- _TASK DIRECTIONS_
Copy every line from the material below that holds "image".
## start
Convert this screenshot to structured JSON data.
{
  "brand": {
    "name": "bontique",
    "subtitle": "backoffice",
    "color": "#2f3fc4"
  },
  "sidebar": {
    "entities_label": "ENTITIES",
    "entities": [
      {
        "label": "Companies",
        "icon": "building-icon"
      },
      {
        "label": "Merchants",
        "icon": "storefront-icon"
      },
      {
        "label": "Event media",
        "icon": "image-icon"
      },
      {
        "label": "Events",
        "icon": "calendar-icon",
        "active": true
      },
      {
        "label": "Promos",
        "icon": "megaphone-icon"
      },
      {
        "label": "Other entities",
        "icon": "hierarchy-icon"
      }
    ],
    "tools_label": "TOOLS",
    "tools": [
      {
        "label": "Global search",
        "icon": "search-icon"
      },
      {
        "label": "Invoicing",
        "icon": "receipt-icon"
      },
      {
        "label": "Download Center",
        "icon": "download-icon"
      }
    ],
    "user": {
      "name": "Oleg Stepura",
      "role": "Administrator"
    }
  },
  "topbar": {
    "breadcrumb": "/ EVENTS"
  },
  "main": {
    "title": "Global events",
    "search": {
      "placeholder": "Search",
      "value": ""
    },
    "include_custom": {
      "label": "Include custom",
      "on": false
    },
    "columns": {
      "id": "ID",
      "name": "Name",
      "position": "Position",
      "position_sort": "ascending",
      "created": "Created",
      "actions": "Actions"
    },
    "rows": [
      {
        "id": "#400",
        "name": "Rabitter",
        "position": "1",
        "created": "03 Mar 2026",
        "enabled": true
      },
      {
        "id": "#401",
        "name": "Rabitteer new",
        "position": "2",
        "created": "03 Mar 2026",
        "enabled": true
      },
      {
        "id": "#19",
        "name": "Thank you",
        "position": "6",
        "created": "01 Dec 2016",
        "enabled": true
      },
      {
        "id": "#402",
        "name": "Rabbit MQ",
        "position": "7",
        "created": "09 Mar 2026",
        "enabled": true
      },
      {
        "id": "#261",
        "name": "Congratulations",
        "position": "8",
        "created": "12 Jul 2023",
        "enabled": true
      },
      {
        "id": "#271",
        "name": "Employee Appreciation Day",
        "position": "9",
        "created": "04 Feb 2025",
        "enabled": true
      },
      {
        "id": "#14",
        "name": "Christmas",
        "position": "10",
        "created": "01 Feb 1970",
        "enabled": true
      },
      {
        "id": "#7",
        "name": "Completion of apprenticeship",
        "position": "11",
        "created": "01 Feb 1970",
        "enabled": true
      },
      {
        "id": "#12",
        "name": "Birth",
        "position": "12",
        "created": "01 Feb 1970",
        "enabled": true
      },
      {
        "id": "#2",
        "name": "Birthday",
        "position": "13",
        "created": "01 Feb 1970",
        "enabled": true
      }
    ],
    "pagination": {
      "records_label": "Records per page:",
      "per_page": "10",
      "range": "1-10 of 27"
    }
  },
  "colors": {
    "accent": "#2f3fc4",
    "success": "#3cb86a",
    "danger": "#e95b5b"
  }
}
## end
## start
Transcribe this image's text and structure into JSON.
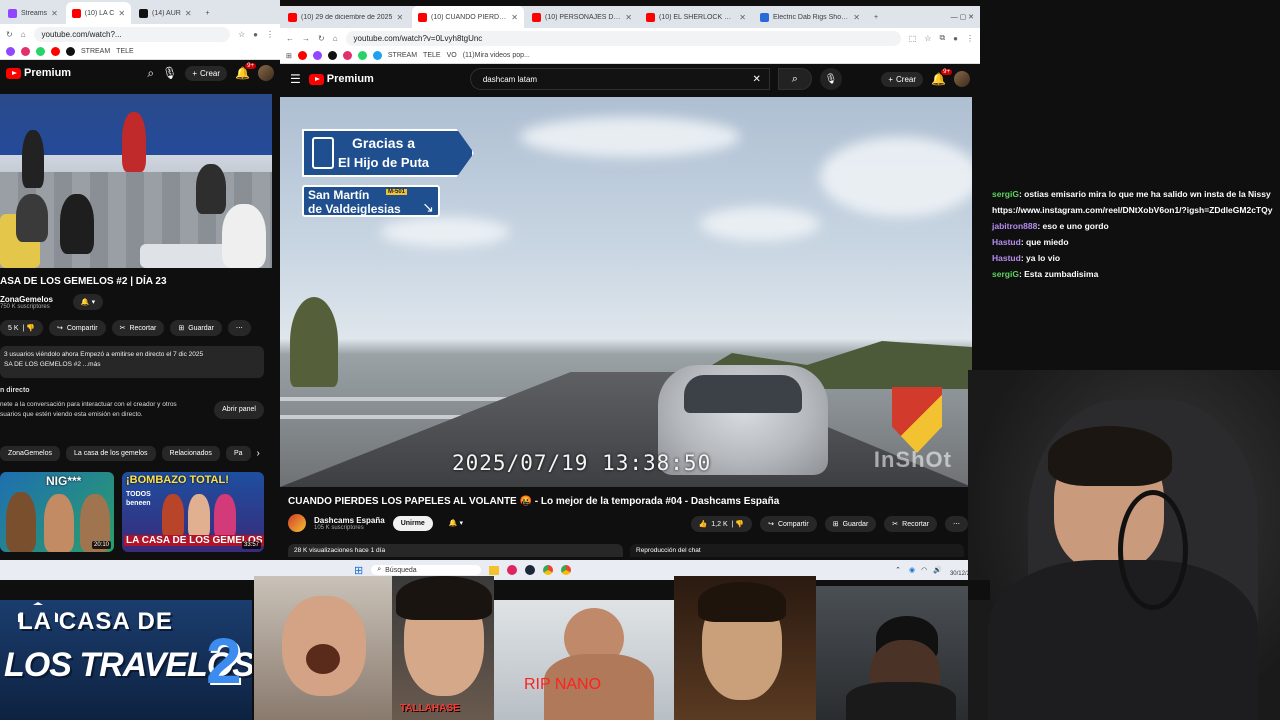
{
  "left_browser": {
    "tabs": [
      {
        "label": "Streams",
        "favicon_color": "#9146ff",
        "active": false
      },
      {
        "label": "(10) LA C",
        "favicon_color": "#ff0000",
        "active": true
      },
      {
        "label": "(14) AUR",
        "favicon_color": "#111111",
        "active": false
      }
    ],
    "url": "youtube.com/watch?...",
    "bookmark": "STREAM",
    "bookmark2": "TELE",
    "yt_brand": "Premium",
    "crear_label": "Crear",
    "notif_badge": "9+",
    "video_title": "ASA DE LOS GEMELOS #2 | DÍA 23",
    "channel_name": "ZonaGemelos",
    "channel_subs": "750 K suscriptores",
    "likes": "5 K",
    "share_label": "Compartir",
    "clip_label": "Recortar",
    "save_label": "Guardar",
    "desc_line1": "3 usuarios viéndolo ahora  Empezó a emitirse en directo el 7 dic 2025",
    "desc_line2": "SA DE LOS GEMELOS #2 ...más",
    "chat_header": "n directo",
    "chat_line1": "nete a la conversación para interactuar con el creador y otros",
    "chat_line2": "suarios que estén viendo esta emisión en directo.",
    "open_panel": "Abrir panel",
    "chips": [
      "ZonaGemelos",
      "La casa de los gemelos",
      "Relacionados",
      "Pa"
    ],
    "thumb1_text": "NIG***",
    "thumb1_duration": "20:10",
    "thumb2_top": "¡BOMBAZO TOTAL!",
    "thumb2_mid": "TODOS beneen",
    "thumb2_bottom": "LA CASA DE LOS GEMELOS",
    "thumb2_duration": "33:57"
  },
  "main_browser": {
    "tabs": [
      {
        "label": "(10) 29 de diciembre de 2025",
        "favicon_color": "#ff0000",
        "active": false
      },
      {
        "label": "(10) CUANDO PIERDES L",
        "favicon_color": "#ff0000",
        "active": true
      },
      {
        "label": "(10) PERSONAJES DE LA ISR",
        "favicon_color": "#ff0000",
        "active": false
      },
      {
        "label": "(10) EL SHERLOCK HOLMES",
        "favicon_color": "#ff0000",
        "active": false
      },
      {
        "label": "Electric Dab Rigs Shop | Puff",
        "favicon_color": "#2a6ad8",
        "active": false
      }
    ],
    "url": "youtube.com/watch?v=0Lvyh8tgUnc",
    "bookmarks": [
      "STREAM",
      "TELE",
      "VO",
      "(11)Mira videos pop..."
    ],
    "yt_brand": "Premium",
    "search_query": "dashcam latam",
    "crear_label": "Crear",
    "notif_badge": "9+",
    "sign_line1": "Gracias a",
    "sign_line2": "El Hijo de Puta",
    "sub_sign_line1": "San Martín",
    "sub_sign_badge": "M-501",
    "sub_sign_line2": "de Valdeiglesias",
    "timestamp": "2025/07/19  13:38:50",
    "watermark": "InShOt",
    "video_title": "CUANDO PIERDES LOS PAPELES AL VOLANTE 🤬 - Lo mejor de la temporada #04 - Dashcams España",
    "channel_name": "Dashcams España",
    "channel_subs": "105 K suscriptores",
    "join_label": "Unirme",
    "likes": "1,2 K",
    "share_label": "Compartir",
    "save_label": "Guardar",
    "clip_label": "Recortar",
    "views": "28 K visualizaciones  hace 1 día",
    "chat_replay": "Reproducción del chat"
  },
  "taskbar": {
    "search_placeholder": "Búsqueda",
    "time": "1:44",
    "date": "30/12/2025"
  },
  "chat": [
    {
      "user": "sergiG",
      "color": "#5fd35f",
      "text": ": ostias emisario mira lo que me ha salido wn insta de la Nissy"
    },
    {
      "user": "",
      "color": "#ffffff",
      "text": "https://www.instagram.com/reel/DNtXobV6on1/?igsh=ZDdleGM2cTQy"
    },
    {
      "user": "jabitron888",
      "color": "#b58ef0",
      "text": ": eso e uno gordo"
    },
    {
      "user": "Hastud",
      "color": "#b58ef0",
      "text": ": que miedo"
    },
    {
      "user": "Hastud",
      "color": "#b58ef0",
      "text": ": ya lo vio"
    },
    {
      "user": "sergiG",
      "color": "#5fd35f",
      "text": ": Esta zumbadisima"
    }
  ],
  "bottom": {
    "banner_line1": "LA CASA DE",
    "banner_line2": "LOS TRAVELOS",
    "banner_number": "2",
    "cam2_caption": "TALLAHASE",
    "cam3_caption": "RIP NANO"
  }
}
## end
- _RESPONSE BELOW_
        "icon": "image-icon"
Transcribe this image's text and structure into JSON.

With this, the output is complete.